— START OF SUPPLIED MATERIAL —

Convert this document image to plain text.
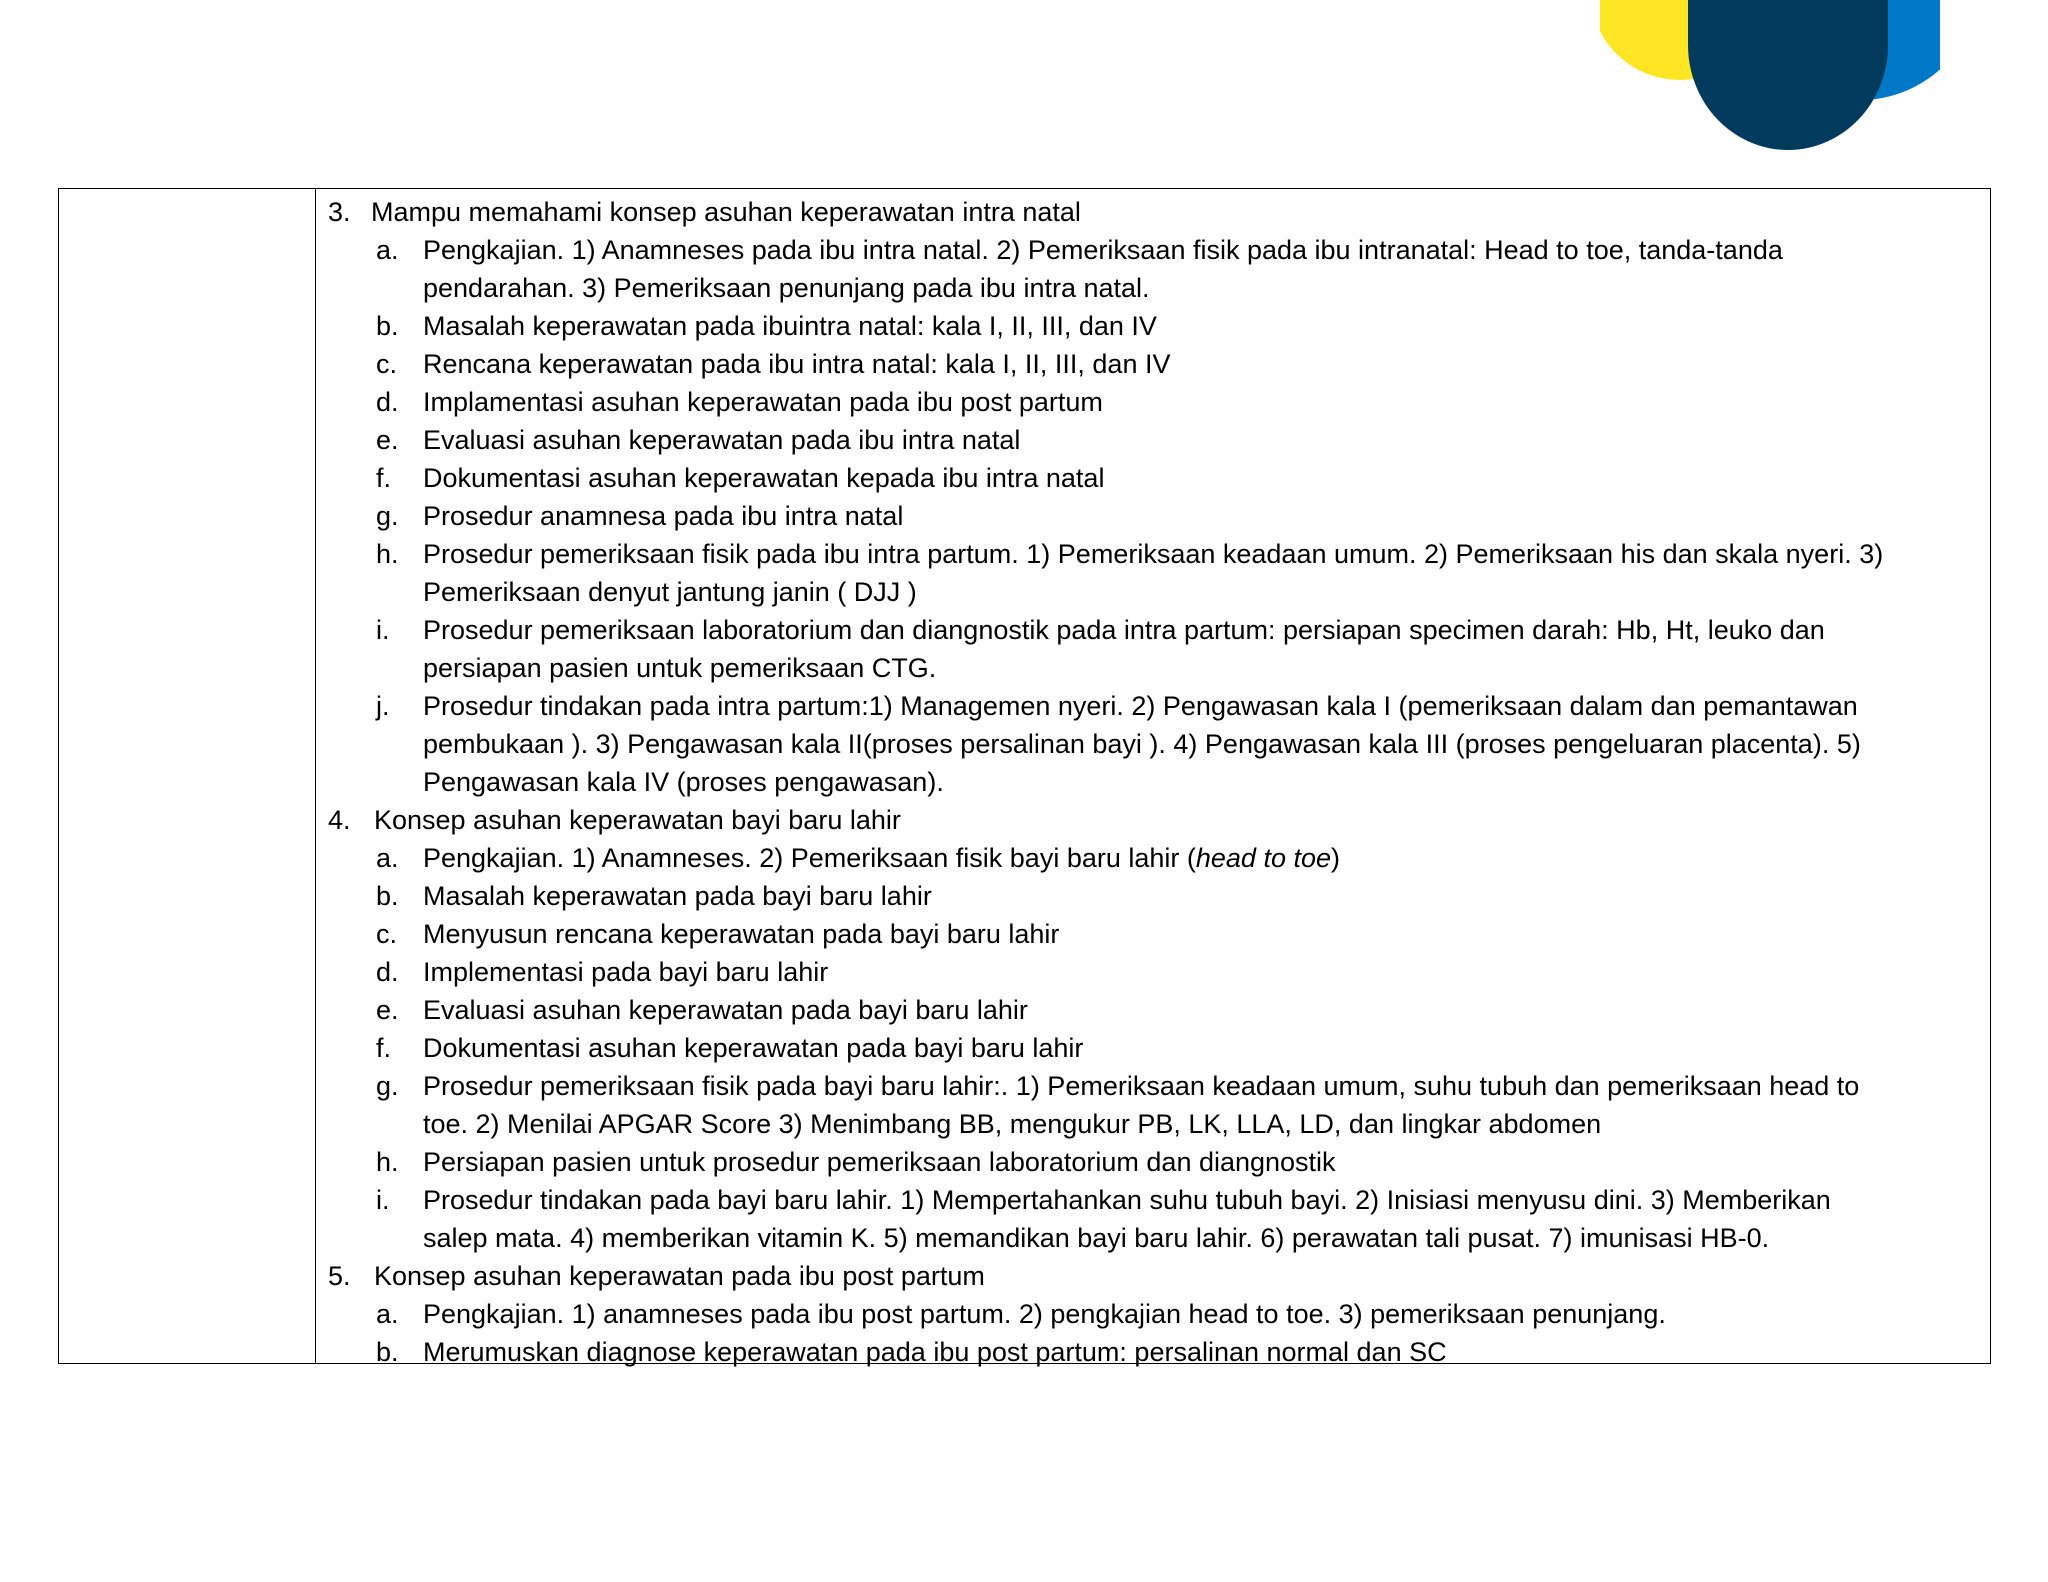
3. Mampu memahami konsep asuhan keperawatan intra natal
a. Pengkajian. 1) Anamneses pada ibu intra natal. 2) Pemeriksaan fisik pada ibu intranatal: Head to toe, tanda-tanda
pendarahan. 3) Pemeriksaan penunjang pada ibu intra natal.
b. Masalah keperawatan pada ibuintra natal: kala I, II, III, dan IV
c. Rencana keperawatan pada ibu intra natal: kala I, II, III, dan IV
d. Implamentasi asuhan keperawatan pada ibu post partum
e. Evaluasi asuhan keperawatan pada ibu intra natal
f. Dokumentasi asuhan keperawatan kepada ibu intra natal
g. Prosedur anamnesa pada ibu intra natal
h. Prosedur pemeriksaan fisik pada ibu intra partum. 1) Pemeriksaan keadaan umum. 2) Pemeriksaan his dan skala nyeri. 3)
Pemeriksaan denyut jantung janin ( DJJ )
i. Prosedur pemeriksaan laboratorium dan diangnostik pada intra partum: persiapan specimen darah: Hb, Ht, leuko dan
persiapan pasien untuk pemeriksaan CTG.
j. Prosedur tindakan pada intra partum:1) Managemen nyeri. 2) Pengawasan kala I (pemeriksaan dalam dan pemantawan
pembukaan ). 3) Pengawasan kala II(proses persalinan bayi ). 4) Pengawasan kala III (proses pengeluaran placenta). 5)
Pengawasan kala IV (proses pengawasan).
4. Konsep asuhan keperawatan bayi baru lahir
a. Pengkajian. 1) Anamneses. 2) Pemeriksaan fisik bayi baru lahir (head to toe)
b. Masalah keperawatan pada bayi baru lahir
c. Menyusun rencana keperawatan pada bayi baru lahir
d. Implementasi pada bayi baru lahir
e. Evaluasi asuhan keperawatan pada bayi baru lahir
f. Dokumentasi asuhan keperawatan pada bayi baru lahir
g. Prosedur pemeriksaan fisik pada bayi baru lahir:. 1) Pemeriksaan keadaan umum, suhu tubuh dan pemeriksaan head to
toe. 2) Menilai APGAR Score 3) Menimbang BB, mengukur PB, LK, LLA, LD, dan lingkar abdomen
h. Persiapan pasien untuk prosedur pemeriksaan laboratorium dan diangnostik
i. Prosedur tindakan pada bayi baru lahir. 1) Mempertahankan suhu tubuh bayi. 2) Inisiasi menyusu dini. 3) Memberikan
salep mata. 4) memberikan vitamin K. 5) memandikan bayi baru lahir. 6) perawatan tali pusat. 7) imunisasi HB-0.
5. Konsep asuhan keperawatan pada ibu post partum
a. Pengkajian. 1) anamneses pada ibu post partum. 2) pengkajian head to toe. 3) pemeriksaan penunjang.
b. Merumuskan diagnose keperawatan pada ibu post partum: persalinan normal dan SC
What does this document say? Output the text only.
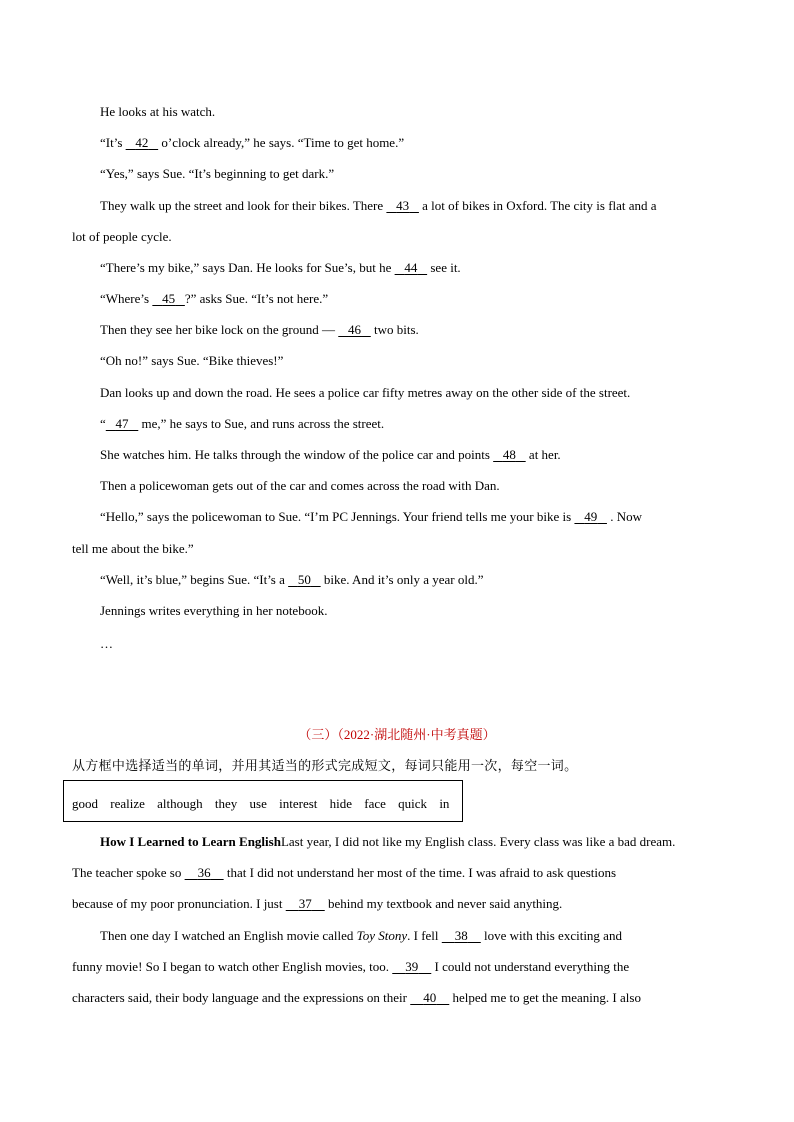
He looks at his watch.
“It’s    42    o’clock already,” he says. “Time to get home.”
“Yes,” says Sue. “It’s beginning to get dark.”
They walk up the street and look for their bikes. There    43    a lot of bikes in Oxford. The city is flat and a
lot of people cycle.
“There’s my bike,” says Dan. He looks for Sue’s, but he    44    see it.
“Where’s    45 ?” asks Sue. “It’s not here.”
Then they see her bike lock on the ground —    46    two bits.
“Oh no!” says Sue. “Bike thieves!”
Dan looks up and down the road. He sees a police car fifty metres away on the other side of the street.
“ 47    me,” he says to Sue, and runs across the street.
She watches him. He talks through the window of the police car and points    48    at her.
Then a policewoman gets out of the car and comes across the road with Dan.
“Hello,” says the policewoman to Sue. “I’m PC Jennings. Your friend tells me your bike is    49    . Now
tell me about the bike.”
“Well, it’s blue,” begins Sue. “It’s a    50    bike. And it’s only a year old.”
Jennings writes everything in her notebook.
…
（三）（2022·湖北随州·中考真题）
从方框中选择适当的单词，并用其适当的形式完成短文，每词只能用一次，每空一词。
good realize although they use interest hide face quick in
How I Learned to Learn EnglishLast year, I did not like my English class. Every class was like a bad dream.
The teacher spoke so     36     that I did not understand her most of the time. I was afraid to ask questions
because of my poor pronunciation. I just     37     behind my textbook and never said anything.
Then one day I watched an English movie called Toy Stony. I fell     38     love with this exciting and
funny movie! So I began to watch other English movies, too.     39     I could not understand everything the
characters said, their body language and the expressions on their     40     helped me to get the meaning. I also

— END OF SUPPLIED MATERIAL —

(WHAT THIS TASK INVOLVES) All the lines above are to be given again exactly as they read, with the pictures removed.

(SOLUTION)
Convert this document image to plain text.
3. Mampu memahami konsep asuhan keperawatan intra natal
a. Pengkajian. 1) Anamneses pada ibu intra natal. 2) Pemeriksaan fisik pada ibu intranatal: Head to toe, tanda-tanda
pendarahan. 3) Pemeriksaan penunjang pada ibu intra natal.
b. Masalah keperawatan pada ibuintra natal: kala I, II, III, dan IV
c. Rencana keperawatan pada ibu intra natal: kala I, II, III, dan IV
d. Implamentasi asuhan keperawatan pada ibu post partum
e. Evaluasi asuhan keperawatan pada ibu intra natal
f. Dokumentasi asuhan keperawatan kepada ibu intra natal
g. Prosedur anamnesa pada ibu intra natal
h. Prosedur pemeriksaan fisik pada ibu intra partum. 1) Pemeriksaan keadaan umum. 2) Pemeriksaan his dan skala nyeri. 3)
Pemeriksaan denyut jantung janin ( DJJ )
i. Prosedur pemeriksaan laboratorium dan diangnostik pada intra partum: persiapan specimen darah: Hb, Ht, leuko dan
persiapan pasien untuk pemeriksaan CTG.
j. Prosedur tindakan pada intra partum:1) Managemen nyeri. 2) Pengawasan kala I (pemeriksaan dalam dan pemantawan
pembukaan ). 3) Pengawasan kala II(proses persalinan bayi ). 4) Pengawasan kala III (proses pengeluaran placenta). 5)
Pengawasan kala IV (proses pengawasan).
4. Konsep asuhan keperawatan bayi baru lahir
a. Pengkajian. 1) Anamneses. 2) Pemeriksaan fisik bayi baru lahir (head to toe)
b. Masalah keperawatan pada bayi baru lahir
c. Menyusun rencana keperawatan pada bayi baru lahir
d. Implementasi pada bayi baru lahir
e. Evaluasi asuhan keperawatan pada bayi baru lahir
f. Dokumentasi asuhan keperawatan pada bayi baru lahir
g. Prosedur pemeriksaan fisik pada bayi baru lahir:. 1) Pemeriksaan keadaan umum, suhu tubuh dan pemeriksaan head to
toe. 2) Menilai APGAR Score 3) Menimbang BB, mengukur PB, LK, LLA, LD, dan lingkar abdomen
h. Persiapan pasien untuk prosedur pemeriksaan laboratorium dan diangnostik
i. Prosedur tindakan pada bayi baru lahir. 1) Mempertahankan suhu tubuh bayi. 2) Inisiasi menyusu dini. 3) Memberikan
salep mata. 4) memberikan vitamin K. 5) memandikan bayi baru lahir. 6) perawatan tali pusat. 7) imunisasi HB-0.
5. Konsep asuhan keperawatan pada ibu post partum
a. Pengkajian. 1) anamneses pada ibu post partum. 2) pengkajian head to toe. 3) pemeriksaan penunjang.
b. Merumuskan diagnose keperawatan pada ibu post partum: persalinan normal dan SC
What does this document say? Output the text only.
He looks at his watch.
“It’s    42    o’clock already,” he says. “Time to get home.”
“Yes,” says Sue. “It’s beginning to get dark.”
They walk up the street and look for their bikes. There    43    a lot of bikes in Oxford. The city is flat and a
lot of people cycle.
“There’s my bike,” says Dan. He looks for Sue’s, but he    44    see it.
“Where’s    45 ?” asks Sue. “It’s not here.”
Then they see her bike lock on the ground —    46    two bits.
“Oh no!” says Sue. “Bike thieves!”
Dan looks up and down the road. He sees a police car fifty metres away on the other side of the street.
“ 47    me,” he says to Sue, and runs across the street.
She watches him. He talks through the window of the police car and points    48    at her.
Then a policewoman gets out of the car and comes across the road with Dan.
“Hello,” says the policewoman to Sue. “I’m PC Jennings. Your friend tells me your bike is    49    . Now
tell me about the bike.”
“Well, it’s blue,” begins Sue. “It’s a    50    bike. And it’s only a year old.”
Jennings writes everything in her notebook.
…
（三）（2022·湖北随州·中考真题）
从方框中选择适当的单词，并用其适当的形式完成短文，每词只能用一次，每空一词。
good realize although they use interest hide face quick in
How I Learned to Learn EnglishLast year, I did not like my English class. Every class was like a bad dream.
The teacher spoke so     36     that I did not understand her most of the time. I was afraid to ask questions
because of my poor pronunciation. I just     37     behind my textbook and never said anything.
Then one day I watched an English movie called Toy Stony. I fell     38     love with this exciting and
funny movie! So I began to watch other English movies, too.     39     I could not understand everything the
characters said, their body language and the expressions on their     40     helped me to get the meaning. I also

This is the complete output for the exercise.